EXERCISE A:
Output the lines of the listing as a numbered list, from its first line through the line containing "x-tick-label: 80:20 — [1134, 446, 1167, 461]", skipping blank lines.

EXCERPTED TEXT:
I did some more talking with H and have reached a new place for me. I am keeping this quiet for the most part but know I can share with you guys and be understood.
Last weekend was S night with H. Within 1/2 hour of dropping S off, H texted that he was invited to a bbq and wondered if we could meet up to get Xmas trees, then have S come home with me. I had no plans other than watching movies alone, and knowing S would way rather be home with me, I agreed but let H know I had plans the next day, assuming he understood that meant he needs to have S his normal time on Sunday. Of course he did not understand that, and to make a long story short, S spent the day at a friend's house with everyone thinking H would pick him up but H. H of course blamed that on me, S and the friends mom.
I spent that day at the beach with my friend. It was such a beautiful December beach day in California!! At one point we were sitting watching the waves, talking about our futures, things we hope for, retirement....it became very clear to me that H no longer fits in my plans. I told friend, if I could continue to live my life the way I do, and no longer be married to H, I would do it in a heartbeat. And it hit me again, why can't I do that? I realised I do not want to spend the coming year in limbo land, with another ignored anniversary, Mothers Day and birthday. The future I want does not have that! I want to open a new door for myself, and that entails movement, one way or the other.

DATA LINES:
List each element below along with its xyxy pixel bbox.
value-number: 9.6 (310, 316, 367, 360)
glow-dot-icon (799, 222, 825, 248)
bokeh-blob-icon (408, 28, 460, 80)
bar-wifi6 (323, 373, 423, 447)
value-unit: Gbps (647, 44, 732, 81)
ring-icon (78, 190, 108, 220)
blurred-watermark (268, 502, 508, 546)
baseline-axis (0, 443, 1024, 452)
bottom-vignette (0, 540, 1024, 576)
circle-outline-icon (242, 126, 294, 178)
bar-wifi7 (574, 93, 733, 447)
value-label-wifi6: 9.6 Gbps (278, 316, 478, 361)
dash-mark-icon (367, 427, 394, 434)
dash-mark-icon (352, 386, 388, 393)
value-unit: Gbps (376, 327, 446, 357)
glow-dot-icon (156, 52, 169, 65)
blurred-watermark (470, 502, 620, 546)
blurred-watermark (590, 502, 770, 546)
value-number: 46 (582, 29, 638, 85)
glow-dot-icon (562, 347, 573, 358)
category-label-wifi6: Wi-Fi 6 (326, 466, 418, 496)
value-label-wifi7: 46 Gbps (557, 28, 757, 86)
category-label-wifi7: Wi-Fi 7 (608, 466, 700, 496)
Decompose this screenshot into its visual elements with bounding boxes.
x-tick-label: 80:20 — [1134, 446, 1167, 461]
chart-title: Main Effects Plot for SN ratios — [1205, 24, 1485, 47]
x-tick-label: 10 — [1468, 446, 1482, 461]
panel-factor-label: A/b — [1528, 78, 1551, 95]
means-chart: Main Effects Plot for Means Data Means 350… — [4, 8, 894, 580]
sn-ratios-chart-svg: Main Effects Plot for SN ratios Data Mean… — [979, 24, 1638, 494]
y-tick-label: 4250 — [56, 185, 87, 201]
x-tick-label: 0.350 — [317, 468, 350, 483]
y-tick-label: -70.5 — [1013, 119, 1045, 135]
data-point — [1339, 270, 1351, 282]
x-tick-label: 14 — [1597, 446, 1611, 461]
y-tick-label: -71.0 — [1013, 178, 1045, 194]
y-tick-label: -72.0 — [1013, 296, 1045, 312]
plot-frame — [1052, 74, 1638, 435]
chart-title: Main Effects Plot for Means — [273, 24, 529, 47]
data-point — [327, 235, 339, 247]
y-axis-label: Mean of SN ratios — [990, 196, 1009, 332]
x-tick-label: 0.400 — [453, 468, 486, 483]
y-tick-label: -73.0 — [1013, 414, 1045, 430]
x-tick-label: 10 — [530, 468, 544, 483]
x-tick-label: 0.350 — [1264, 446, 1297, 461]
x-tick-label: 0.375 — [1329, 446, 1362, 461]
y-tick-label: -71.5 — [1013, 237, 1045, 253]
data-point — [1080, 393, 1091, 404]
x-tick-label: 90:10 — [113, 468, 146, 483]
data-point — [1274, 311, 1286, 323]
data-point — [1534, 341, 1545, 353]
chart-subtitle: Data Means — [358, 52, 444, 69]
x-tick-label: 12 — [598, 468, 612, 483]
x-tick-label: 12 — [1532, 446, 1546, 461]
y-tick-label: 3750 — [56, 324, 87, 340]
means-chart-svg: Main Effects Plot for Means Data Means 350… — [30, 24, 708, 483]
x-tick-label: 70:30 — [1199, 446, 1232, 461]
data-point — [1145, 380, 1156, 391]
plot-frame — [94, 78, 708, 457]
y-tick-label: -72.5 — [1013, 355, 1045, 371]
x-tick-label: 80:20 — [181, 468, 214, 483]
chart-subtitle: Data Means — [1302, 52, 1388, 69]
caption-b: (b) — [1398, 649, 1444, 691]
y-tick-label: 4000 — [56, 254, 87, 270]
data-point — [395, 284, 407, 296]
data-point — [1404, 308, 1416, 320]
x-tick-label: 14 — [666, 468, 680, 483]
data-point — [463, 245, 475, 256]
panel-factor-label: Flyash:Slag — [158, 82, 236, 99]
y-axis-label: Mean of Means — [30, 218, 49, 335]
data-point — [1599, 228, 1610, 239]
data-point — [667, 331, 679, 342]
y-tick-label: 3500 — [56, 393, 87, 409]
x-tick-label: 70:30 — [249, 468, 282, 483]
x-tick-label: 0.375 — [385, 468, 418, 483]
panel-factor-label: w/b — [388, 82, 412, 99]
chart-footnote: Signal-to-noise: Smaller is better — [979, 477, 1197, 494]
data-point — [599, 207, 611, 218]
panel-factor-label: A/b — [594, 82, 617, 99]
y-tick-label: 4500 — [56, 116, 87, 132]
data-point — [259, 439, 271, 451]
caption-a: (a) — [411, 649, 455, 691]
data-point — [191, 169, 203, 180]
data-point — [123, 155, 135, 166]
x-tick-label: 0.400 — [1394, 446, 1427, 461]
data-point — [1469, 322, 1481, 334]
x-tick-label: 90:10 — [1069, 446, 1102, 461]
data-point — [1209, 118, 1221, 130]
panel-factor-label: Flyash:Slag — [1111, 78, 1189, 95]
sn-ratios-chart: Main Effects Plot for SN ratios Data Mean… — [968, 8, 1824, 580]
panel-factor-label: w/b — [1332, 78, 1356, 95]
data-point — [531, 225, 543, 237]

EXERCISE B:
In the excerpted text, where did the writer spend the day with a friend?

OUTPUT A:
1. List each element below along with its xyxy pixel bbox.
2. value-number: 9.6 (310, 316, 367, 360)
3. glow-dot-icon (799, 222, 825, 248)
4. bokeh-blob-icon (408, 28, 460, 80)
5. bar-wifi6 (323, 373, 423, 447)
6. value-unit: Gbps (647, 44, 732, 81)
7. ring-icon (78, 190, 108, 220)
8. blurred-watermark (268, 502, 508, 546)
9. baseline-axis (0, 443, 1024, 452)
10. bottom-vignette (0, 540, 1024, 576)
11. circle-outline-icon (242, 126, 294, 178)
12. bar-wifi7 (574, 93, 733, 447)
13. value-label-wifi6: 9.6 Gbps (278, 316, 478, 361)
14. dash-mark-icon (367, 427, 394, 434)
15. dash-mark-icon (352, 386, 388, 393)
16. value-unit: Gbps (376, 327, 446, 357)
17. glow-dot-icon (156, 52, 169, 65)
18. blurred-watermark (470, 502, 620, 546)
19. blurred-watermark (590, 502, 770, 546)
20. value-number: 46 (582, 29, 638, 85)
21. glow-dot-icon (562, 347, 573, 358)
22. category-label-wifi6: Wi-Fi 6 (326, 466, 418, 496)
23. value-label-wifi7: 46 Gbps (557, 28, 757, 86)
24. category-label-wifi7: Wi-Fi 7 (608, 466, 700, 496)
25. Decompose this screenshot into its visual elements with bounding boxes.
26. x-tick-label: 80:20 — [1134, 446, 1167, 461]

OUTPUT B:
At the beach in California.